-- Requirements --
Gather every line in the records below that contains the word "subtitle".

-- Material for the task --
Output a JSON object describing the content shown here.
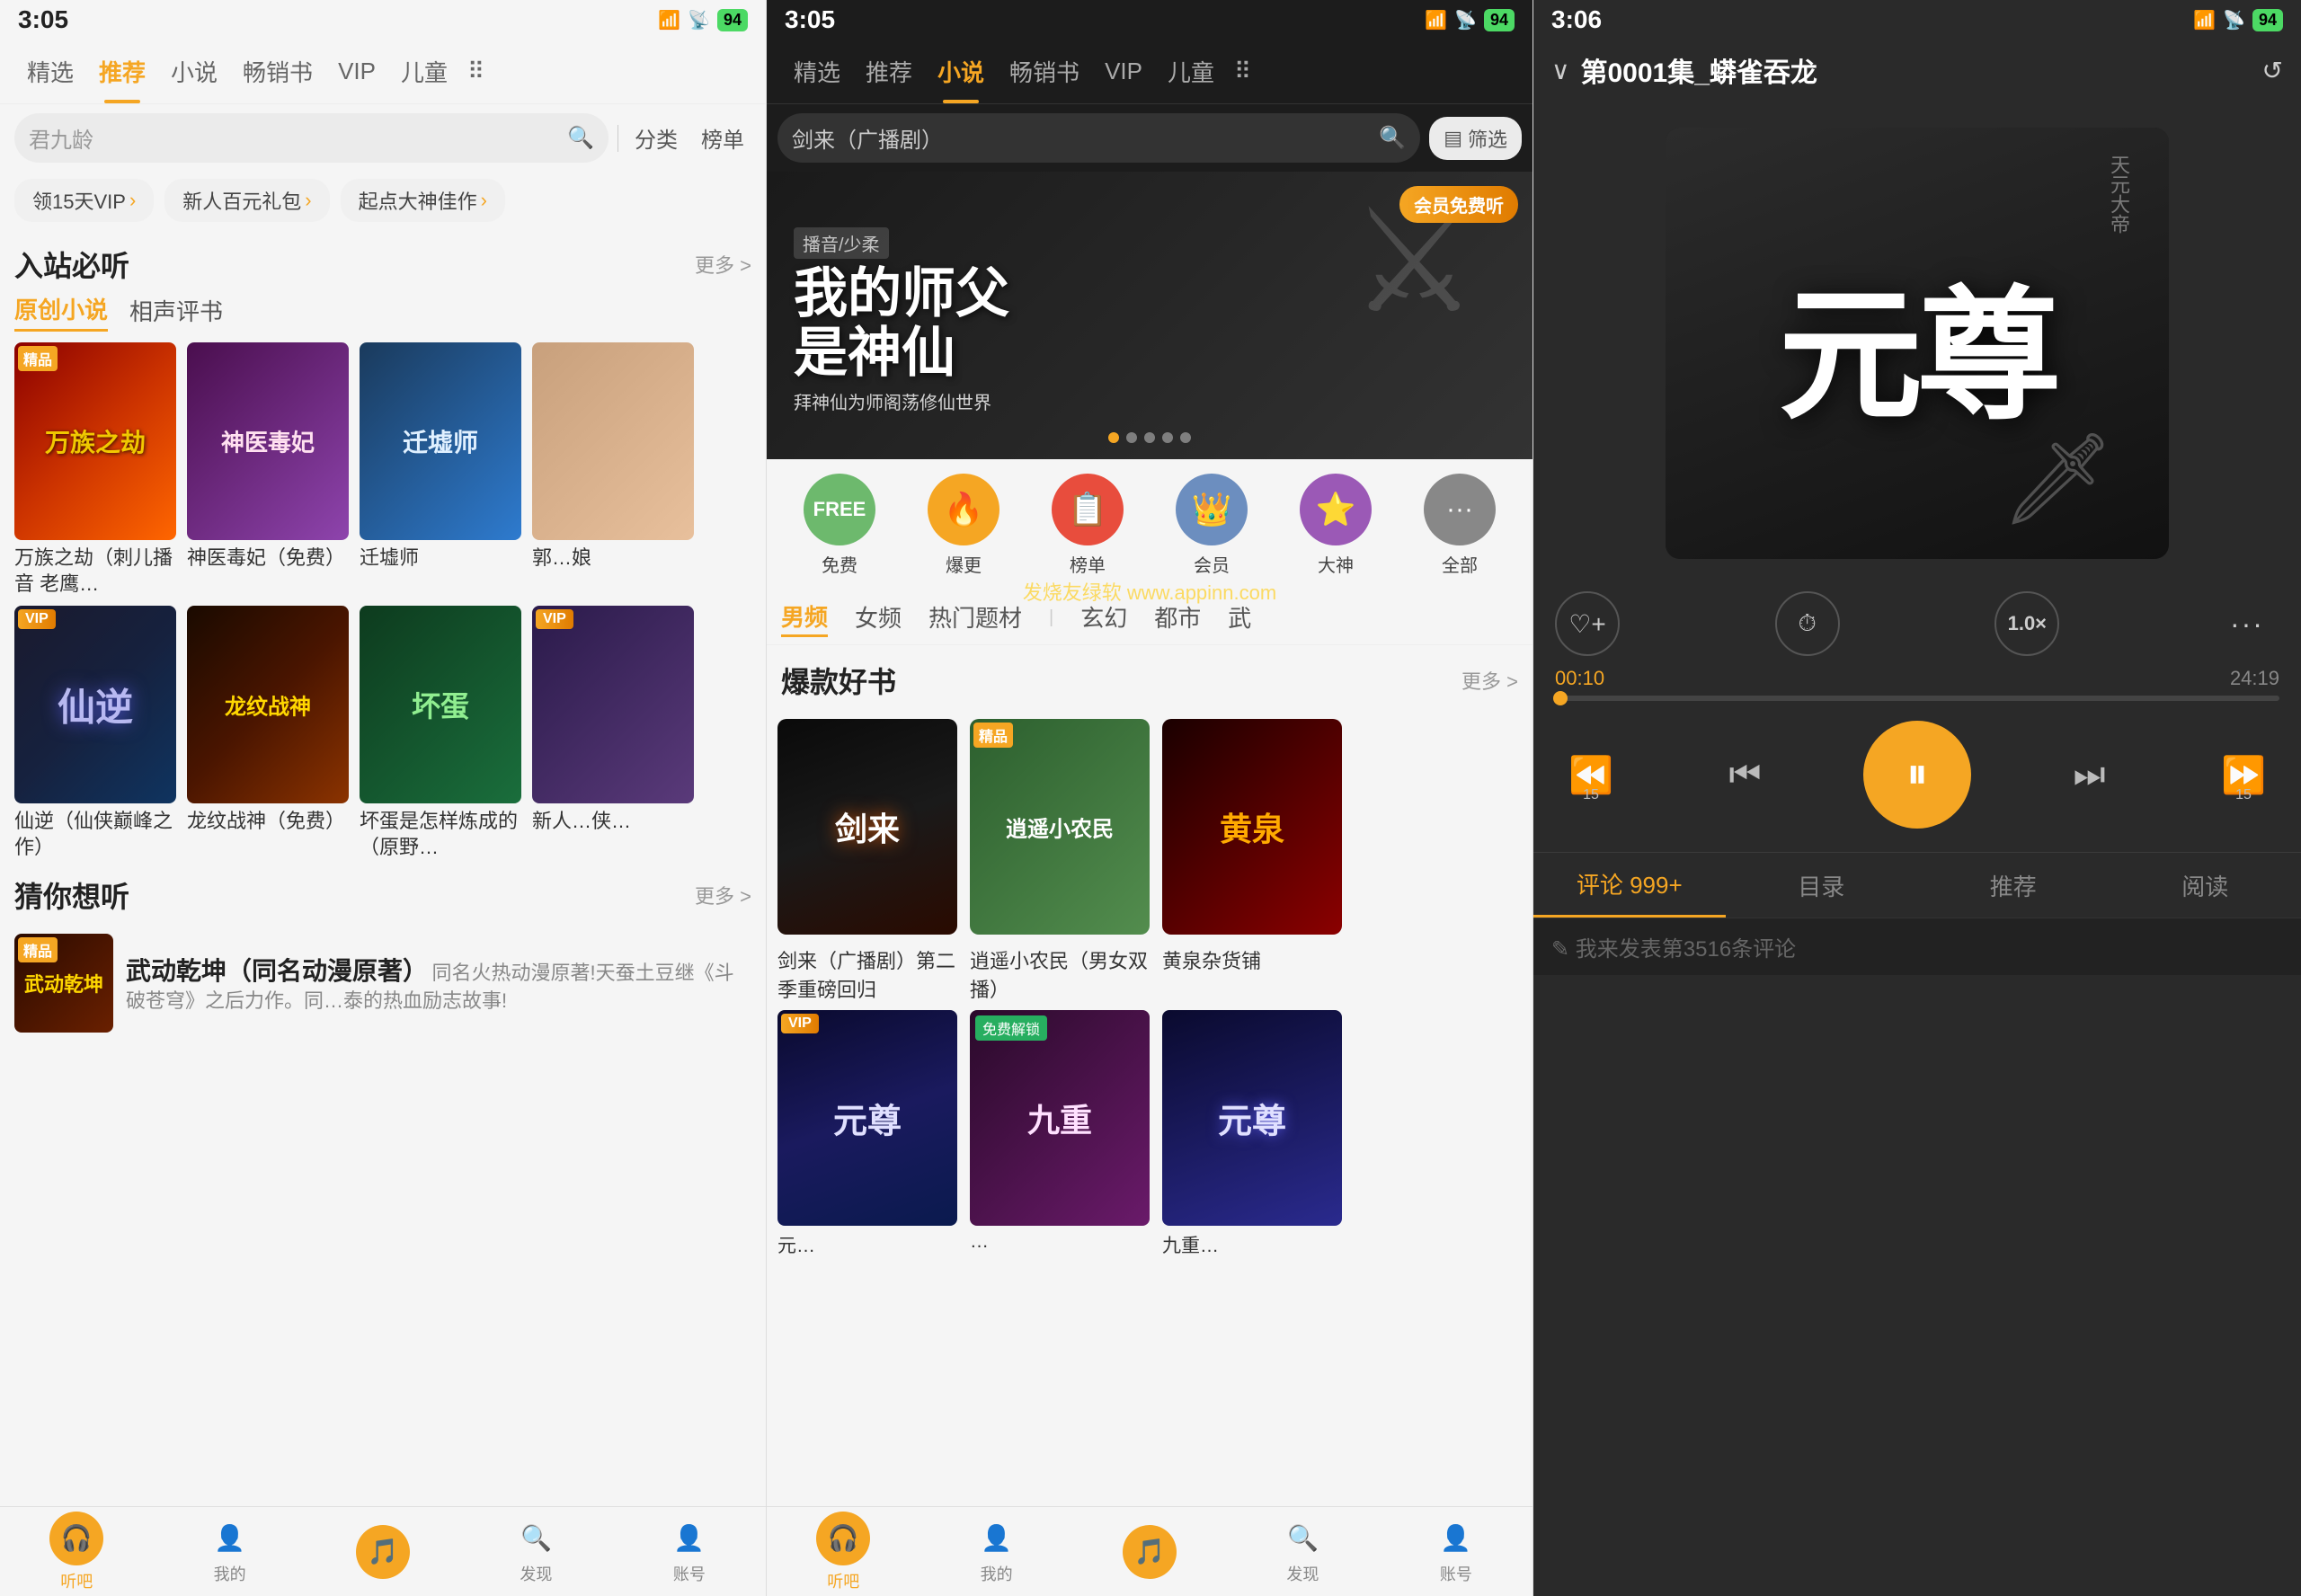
{
  "panel_left": {
    "status": {
      "time": "3:05",
      "icons": [
        "signal",
        "wifi",
        "battery"
      ],
      "battery_level": "94"
    },
    "nav": {
      "tabs": [
        {
          "label": "精选",
          "active": false
        },
        {
          "label": "推荐",
          "active": true
        },
        {
          "label": "小说",
          "active": false
        },
        {
          "label": "畅销书",
          "active": false
        },
        {
          "label": "VIP",
          "active": false
        },
        {
          "label": "儿童",
          "active": false
        }
      ],
      "more_icon": "⠿"
    },
    "search": {
      "placeholder": "君九龄",
      "classify_label": "分类",
      "rank_label": "榜单"
    },
    "promo": [
      {
        "label": "领15天VIP",
        "arrow": "›"
      },
      {
        "label": "新人百元礼包",
        "arrow": "›"
      },
      {
        "label": "起点大神佳作",
        "arrow": "›"
      }
    ],
    "must_listen": {
      "title": "入站必听",
      "more": "更多 >",
      "sub_tabs": [
        {
          "label": "原创小说",
          "active": true
        },
        {
          "label": "相声评书",
          "active": false
        }
      ]
    },
    "original_books": [
      {
        "id": "wanzuzhidong",
        "badge": "精品",
        "title": "万族之劫（刺儿播音 老鹰…"
      },
      {
        "id": "shenyidubi",
        "badge": "",
        "title": "神医毒妃（免费）"
      },
      {
        "id": "qianxueshi",
        "badge": "",
        "title": "迁墟师"
      },
      {
        "id": "guoniang",
        "badge": "",
        "title": "郭…娘"
      }
    ],
    "vip_books": [
      {
        "id": "xiannidi",
        "badge": "VIP",
        "title": "仙逆（仙侠巅峰之作）"
      },
      {
        "id": "longwen",
        "badge": "",
        "title": "龙纹战神（免费）"
      },
      {
        "id": "huaidan",
        "badge": "",
        "title": "坏蛋是怎样炼成的（原野…"
      },
      {
        "id": "xinren",
        "badge": "VIP",
        "title": "新人…侠…"
      }
    ],
    "guess_section": {
      "title": "猜你想听",
      "more": "更多 >",
      "item": {
        "id": "wudong",
        "badge": "精品",
        "title": "武动乾坤（同名动漫原著）",
        "desc": "同名火热动漫原著!天蚕土豆继《斗破苍穹》之后力作。同…泰的热血励志故事!"
      }
    },
    "bottom_nav": [
      {
        "icon": "🎧",
        "label": "听吧",
        "active": true
      },
      {
        "icon": "👤",
        "label": "我的",
        "active": false
      },
      {
        "icon": "🎵",
        "label": "",
        "active": false,
        "center": true
      },
      {
        "icon": "🔍",
        "label": "发现",
        "active": false
      },
      {
        "icon": "👤",
        "label": "账号",
        "active": false
      }
    ]
  },
  "panel_mid": {
    "status": {
      "time": "3:05",
      "battery_level": "94"
    },
    "nav": {
      "tabs": [
        {
          "label": "精选",
          "active": false
        },
        {
          "label": "推荐",
          "active": false
        },
        {
          "label": "小说",
          "active": true
        },
        {
          "label": "畅销书",
          "active": false
        },
        {
          "label": "VIP",
          "active": false
        },
        {
          "label": "儿童",
          "active": false
        }
      ]
    },
    "search": {
      "value": "剑来（广播剧）",
      "filter_label": "筛选"
    },
    "banner": {
      "big_title": "我的师父\n是神仙",
      "category": "播音/少柔",
      "subtitle": "拜神仙为师阁荡修仙世界",
      "vip_badge": "会员免费听",
      "dots": [
        true,
        false,
        false,
        false,
        false
      ]
    },
    "categories": [
      {
        "icon": "FREE",
        "label": "免费",
        "color": "cat-free"
      },
      {
        "icon": "🔥",
        "label": "爆更",
        "color": "cat-hot"
      },
      {
        "icon": "📋",
        "label": "榜单",
        "color": "cat-rank"
      },
      {
        "icon": "👑",
        "label": "会员",
        "color": "cat-vip"
      },
      {
        "icon": "⭐",
        "label": "大神",
        "color": "cat-god"
      },
      {
        "icon": "⋯",
        "label": "全部",
        "color": "cat-all"
      }
    ],
    "filter_tabs": [
      {
        "label": "男频",
        "active": true
      },
      {
        "label": "女频",
        "active": false
      },
      {
        "label": "热门题材",
        "active": false
      },
      {
        "label": "玄幻",
        "active": false
      },
      {
        "label": "都市",
        "active": false
      },
      {
        "label": "武",
        "active": false
      }
    ],
    "hot_books": {
      "title": "爆款好书",
      "more": "更多 >",
      "items": [
        {
          "id": "jianlai",
          "badge": "",
          "title": "剑来（广播剧）第二季重磅回归"
        },
        {
          "id": "xiaonongmin",
          "badge": "精品",
          "title": "逍遥小农民（男女双播）"
        },
        {
          "id": "huangquan",
          "badge": "",
          "title": "黄泉杂货铺"
        }
      ]
    },
    "vip_row": [
      {
        "id": "midyuanzun",
        "badge": "VIP",
        "title": "元…"
      },
      {
        "id": "jiuchong",
        "badge": "免费解锁",
        "title": "…"
      },
      {
        "id": "yuanzun2",
        "badge": "",
        "title": "九重…"
      }
    ],
    "watermark": "发烧友绿软 www.appinn.com",
    "bottom_nav": [
      {
        "icon": "🎧",
        "label": "听吧",
        "active": true
      },
      {
        "icon": "👤",
        "label": "我的",
        "active": false
      },
      {
        "icon": "🎵",
        "label": "",
        "active": false,
        "center": true
      },
      {
        "icon": "🔍",
        "label": "发现",
        "active": false
      },
      {
        "icon": "👤",
        "label": "账号",
        "active": false
      }
    ]
  },
  "panel_right": {
    "status": {
      "time": "3:06",
      "battery_level": "94"
    },
    "header": {
      "back_icon": "∨",
      "title": "第0001集_蟒雀吞龙",
      "refresh_icon": "↺"
    },
    "album": {
      "title": "元尊",
      "subtitle": "天元大帝"
    },
    "controls": {
      "favorite_label": "♡+",
      "timer_label": "⏱",
      "speed_label": "1.0×",
      "more_label": "···"
    },
    "progress": {
      "current": "00:10",
      "total": "24:19",
      "percent": 0.7
    },
    "playback": {
      "rewind_label": "15",
      "prev_label": "⏮",
      "play_label": "⏸",
      "next_label": "⏭",
      "forward_label": "15"
    },
    "tabs": [
      {
        "label": "评论 999+",
        "active": true
      },
      {
        "label": "目录",
        "active": false
      },
      {
        "label": "推荐",
        "active": false
      },
      {
        "label": "阅读",
        "active": false
      }
    ],
    "comment_placeholder": "✎ 我来发表第3516条评论"
  }
}
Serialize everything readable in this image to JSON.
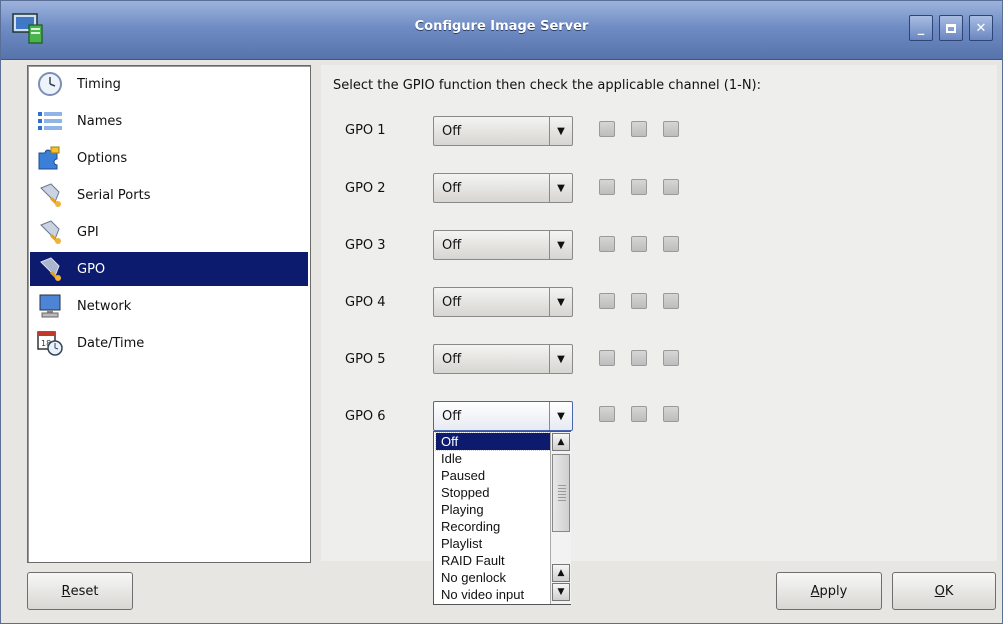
{
  "window": {
    "title": "Configure Image Server",
    "controls": [
      "minimize",
      "maximize",
      "close"
    ]
  },
  "sidebar": {
    "items": [
      {
        "label": "Timing",
        "icon": "clock-icon"
      },
      {
        "label": "Names",
        "icon": "list-icon"
      },
      {
        "label": "Options",
        "icon": "puzzle-icon"
      },
      {
        "label": "Serial Ports",
        "icon": "plug-icon"
      },
      {
        "label": "GPI",
        "icon": "plug-icon"
      },
      {
        "label": "GPO",
        "icon": "plug-icon",
        "selected": true
      },
      {
        "label": "Network",
        "icon": "monitor-icon"
      },
      {
        "label": "Date/Time",
        "icon": "calendar-clock-icon"
      }
    ]
  },
  "main": {
    "instruction": "Select the GPIO function then check the applicable channel (1-N):",
    "gpo_rows": [
      {
        "label": "GPO 1",
        "value": "Off"
      },
      {
        "label": "GPO 2",
        "value": "Off"
      },
      {
        "label": "GPO 3",
        "value": "Off"
      },
      {
        "label": "GPO 4",
        "value": "Off"
      },
      {
        "label": "GPO 5",
        "value": "Off"
      },
      {
        "label": "GPO 6",
        "value": "Off",
        "open": true
      }
    ],
    "dropdown_options": [
      "Off",
      "Idle",
      "Paused",
      "Stopped",
      "Playing",
      "Recording",
      "Playlist",
      "RAID Fault",
      "No genlock",
      "No video input"
    ]
  },
  "buttons": {
    "reset_first": "R",
    "reset_rest": "eset",
    "apply_first": "A",
    "apply_rest": "pply",
    "ok_first": "O",
    "ok_rest": "K"
  },
  "colors": {
    "selection": "#0d1b6e",
    "titlebar": "#6f8cc4"
  }
}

-- Completed exercise --
      "subtitle": "拜神仙为师阁荡修仙世界",
      "subtitle": "天元大帝"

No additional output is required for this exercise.